● Required task
Sift the material for lines containing "Avena", and return them.

(Rows from a figure dataset)
— START —

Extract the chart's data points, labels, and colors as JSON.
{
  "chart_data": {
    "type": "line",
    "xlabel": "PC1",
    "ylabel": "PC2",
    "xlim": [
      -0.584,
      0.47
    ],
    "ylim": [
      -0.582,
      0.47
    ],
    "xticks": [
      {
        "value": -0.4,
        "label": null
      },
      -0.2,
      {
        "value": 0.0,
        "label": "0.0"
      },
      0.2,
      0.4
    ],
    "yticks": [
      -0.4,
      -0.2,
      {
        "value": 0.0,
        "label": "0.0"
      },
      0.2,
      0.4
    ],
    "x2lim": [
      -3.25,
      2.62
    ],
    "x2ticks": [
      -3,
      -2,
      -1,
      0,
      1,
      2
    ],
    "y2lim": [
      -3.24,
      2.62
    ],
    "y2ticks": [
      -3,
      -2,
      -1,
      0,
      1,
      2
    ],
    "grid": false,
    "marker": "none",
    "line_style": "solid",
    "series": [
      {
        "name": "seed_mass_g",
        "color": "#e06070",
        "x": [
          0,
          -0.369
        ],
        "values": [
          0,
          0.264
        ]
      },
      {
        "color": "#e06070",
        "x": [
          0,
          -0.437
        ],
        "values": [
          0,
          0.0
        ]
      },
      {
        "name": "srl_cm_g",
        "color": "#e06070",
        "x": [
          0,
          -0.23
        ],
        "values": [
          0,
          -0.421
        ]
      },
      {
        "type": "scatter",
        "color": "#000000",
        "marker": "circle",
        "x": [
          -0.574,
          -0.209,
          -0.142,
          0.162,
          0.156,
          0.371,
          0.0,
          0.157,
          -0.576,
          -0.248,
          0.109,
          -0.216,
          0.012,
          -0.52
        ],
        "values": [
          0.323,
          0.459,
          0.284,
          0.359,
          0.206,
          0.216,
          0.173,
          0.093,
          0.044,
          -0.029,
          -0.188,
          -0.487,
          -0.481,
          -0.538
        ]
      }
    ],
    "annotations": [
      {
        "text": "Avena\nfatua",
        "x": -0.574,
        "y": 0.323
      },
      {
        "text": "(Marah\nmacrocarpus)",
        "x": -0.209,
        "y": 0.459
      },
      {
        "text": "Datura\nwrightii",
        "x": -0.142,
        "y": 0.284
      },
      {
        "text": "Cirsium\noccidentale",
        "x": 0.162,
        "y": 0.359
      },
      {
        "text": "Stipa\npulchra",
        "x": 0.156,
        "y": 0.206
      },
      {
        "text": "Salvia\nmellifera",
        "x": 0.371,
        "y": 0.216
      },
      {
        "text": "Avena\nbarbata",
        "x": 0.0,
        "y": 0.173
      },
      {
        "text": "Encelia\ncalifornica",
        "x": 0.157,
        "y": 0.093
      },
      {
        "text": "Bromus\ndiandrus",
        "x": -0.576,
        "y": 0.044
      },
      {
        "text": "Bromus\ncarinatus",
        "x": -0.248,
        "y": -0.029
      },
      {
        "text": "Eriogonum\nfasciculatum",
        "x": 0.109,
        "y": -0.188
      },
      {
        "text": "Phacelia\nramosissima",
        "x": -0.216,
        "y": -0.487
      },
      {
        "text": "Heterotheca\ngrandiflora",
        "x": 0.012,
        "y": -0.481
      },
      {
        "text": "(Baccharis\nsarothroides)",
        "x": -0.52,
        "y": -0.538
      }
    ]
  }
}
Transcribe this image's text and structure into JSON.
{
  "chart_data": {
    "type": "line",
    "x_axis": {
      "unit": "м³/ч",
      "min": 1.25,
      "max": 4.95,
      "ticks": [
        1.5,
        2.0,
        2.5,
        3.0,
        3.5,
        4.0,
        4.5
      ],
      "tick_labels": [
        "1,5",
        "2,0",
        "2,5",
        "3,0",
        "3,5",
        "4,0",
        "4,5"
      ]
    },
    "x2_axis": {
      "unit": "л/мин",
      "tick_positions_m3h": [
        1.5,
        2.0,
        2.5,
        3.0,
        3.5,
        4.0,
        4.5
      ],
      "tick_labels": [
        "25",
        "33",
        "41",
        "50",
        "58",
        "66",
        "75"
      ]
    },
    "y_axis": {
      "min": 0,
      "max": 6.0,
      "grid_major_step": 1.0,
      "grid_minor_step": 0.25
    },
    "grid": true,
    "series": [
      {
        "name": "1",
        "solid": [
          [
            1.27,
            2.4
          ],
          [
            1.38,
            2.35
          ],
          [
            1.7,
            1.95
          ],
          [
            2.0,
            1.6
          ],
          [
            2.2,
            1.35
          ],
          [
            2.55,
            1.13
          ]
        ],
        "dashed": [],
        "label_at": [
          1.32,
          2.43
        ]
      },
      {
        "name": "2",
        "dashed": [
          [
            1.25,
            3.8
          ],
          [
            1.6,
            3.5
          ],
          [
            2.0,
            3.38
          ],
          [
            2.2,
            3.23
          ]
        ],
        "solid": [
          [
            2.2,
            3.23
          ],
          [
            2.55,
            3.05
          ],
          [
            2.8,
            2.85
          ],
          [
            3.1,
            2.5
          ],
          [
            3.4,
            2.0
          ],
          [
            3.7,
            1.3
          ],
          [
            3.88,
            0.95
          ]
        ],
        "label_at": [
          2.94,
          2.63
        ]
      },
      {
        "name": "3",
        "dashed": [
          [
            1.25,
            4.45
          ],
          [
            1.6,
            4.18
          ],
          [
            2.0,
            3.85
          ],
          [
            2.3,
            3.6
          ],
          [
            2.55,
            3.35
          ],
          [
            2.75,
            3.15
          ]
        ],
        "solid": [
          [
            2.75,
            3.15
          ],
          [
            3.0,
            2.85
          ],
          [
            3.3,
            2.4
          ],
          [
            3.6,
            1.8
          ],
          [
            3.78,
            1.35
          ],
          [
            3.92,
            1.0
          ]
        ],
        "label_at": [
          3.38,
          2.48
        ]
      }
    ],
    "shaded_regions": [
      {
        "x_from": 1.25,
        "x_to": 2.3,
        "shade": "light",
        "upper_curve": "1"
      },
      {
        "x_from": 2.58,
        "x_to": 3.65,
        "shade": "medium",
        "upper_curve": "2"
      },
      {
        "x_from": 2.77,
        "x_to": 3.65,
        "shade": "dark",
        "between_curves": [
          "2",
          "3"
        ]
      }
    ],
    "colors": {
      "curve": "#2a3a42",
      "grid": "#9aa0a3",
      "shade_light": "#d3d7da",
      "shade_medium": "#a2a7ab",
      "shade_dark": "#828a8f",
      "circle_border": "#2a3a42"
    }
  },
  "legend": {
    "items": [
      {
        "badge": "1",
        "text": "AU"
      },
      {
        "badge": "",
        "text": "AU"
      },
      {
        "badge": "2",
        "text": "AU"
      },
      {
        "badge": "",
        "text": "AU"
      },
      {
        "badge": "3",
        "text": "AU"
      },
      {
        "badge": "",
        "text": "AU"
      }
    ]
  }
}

— END —

● Response
        "text": "Avena\nfatua",
        "text": "Avena\nbarbata",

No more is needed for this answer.